Dataset excerpts:
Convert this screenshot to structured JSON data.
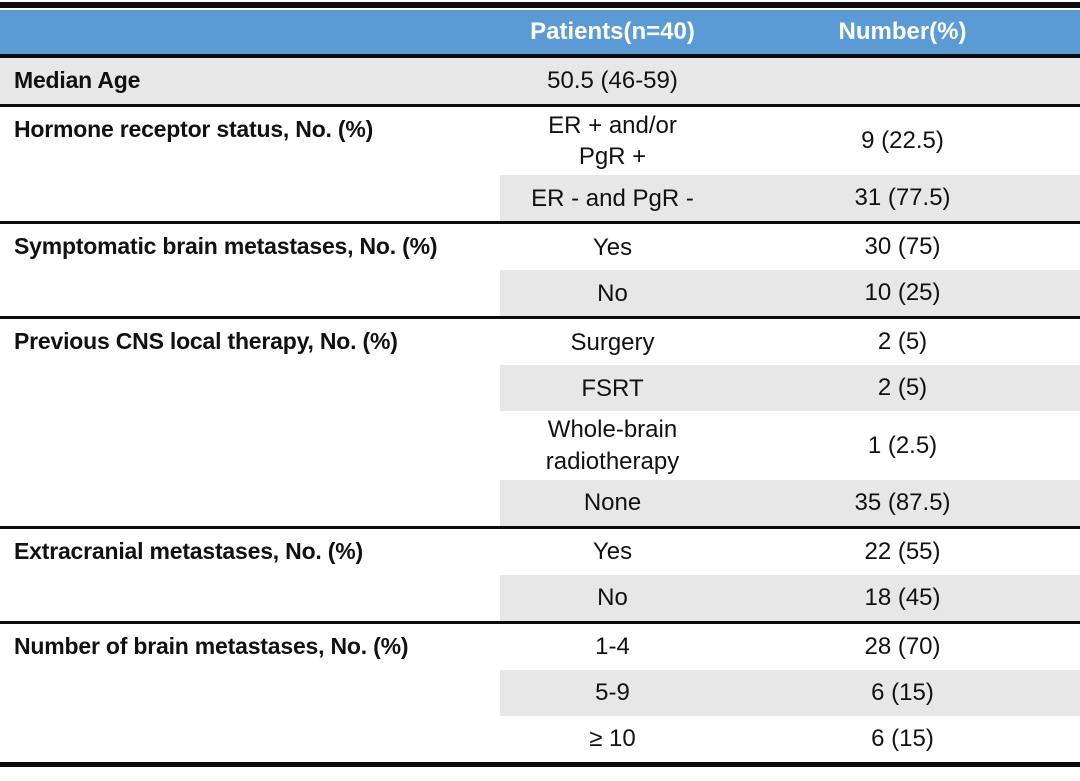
{
  "table": {
    "accent_color": "#5B9BD5",
    "shade_color": "#E8E7E7",
    "rule_color": "#0c0c0c",
    "header": {
      "col1_label": "",
      "col2_label": "Patients(n=40)",
      "col3_label": "Number(%)"
    },
    "sections": [
      {
        "label": "Median Age",
        "full_shade": true,
        "rows": [
          {
            "value": "50.5 (46-59)",
            "number": "",
            "shaded": false
          }
        ]
      },
      {
        "label": "Hormone receptor status, No. (%)",
        "full_shade": false,
        "rows": [
          {
            "value": "ER + and/or\nPgR +",
            "number": "9 (22.5)",
            "shaded": false
          },
          {
            "value": "ER - and PgR -",
            "number": "31 (77.5)",
            "shaded": true
          }
        ]
      },
      {
        "label": "Symptomatic brain metastases, No. (%)",
        "full_shade": false,
        "rows": [
          {
            "value": "Yes",
            "number": "30 (75)",
            "shaded": false
          },
          {
            "value": "No",
            "number": "10 (25)",
            "shaded": true
          }
        ]
      },
      {
        "label": "Previous CNS local therapy, No. (%)",
        "full_shade": false,
        "rows": [
          {
            "value": "Surgery",
            "number": "2 (5)",
            "shaded": false
          },
          {
            "value": "FSRT",
            "number": "2 (5)",
            "shaded": true
          },
          {
            "value": "Whole-brain\nradiotherapy",
            "number": "1 (2.5)",
            "shaded": false
          },
          {
            "value": "None",
            "number": "35 (87.5)",
            "shaded": true
          }
        ]
      },
      {
        "label": "Extracranial metastases, No. (%)",
        "full_shade": false,
        "rows": [
          {
            "value": "Yes",
            "number": "22 (55)",
            "shaded": false
          },
          {
            "value": "No",
            "number": "18 (45)",
            "shaded": true
          }
        ]
      },
      {
        "label": "Number of brain metastases, No. (%)",
        "full_shade": false,
        "rows": [
          {
            "value": "1-4",
            "number": "28 (70)",
            "shaded": false
          },
          {
            "value": "5-9",
            "number": "6 (15)",
            "shaded": true
          },
          {
            "value": "≥ 10",
            "number": "6 (15)",
            "shaded": false
          }
        ]
      }
    ]
  }
}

**Work item**
Now transcribe all the entries above exactly, so that no picture is carried over.

**Response below**
Convert this screenshot to structured JSON data.
{
  "table": {
    "accent_color": "#5B9BD5",
    "shade_color": "#E8E7E7",
    "rule_color": "#0c0c0c",
    "header": {
      "col1_label": "",
      "col2_label": "Patients(n=40)",
      "col3_label": "Number(%)"
    },
    "sections": [
      {
        "label": "Median Age",
        "full_shade": true,
        "rows": [
          {
            "value": "50.5 (46-59)",
            "number": "",
            "shaded": false
          }
        ]
      },
      {
        "label": "Hormone receptor status, No. (%)",
        "full_shade": false,
        "rows": [
          {
            "value": "ER + and/or\nPgR +",
            "number": "9 (22.5)",
            "shaded": false
          },
          {
            "value": "ER - and PgR -",
            "number": "31 (77.5)",
            "shaded": true
          }
        ]
      },
      {
        "label": "Symptomatic brain metastases, No. (%)",
        "full_shade": false,
        "rows": [
          {
            "value": "Yes",
            "number": "30 (75)",
            "shaded": false
          },
          {
            "value": "No",
            "number": "10 (25)",
            "shaded": true
          }
        ]
      },
      {
        "label": "Previous CNS local therapy, No. (%)",
        "full_shade": false,
        "rows": [
          {
            "value": "Surgery",
            "number": "2 (5)",
            "shaded": false
          },
          {
            "value": "FSRT",
            "number": "2 (5)",
            "shaded": true
          },
          {
            "value": "Whole-brain\nradiotherapy",
            "number": "1 (2.5)",
            "shaded": false
          },
          {
            "value": "None",
            "number": "35 (87.5)",
            "shaded": true
          }
        ]
      },
      {
        "label": "Extracranial metastases, No. (%)",
        "full_shade": false,
        "rows": [
          {
            "value": "Yes",
            "number": "22 (55)",
            "shaded": false
          },
          {
            "value": "No",
            "number": "18 (45)",
            "shaded": true
          }
        ]
      },
      {
        "label": "Number of brain metastases, No. (%)",
        "full_shade": false,
        "rows": [
          {
            "value": "1-4",
            "number": "28 (70)",
            "shaded": false
          },
          {
            "value": "5-9",
            "number": "6 (15)",
            "shaded": true
          },
          {
            "value": "≥ 10",
            "number": "6 (15)",
            "shaded": false
          }
        ]
      }
    ]
  }
}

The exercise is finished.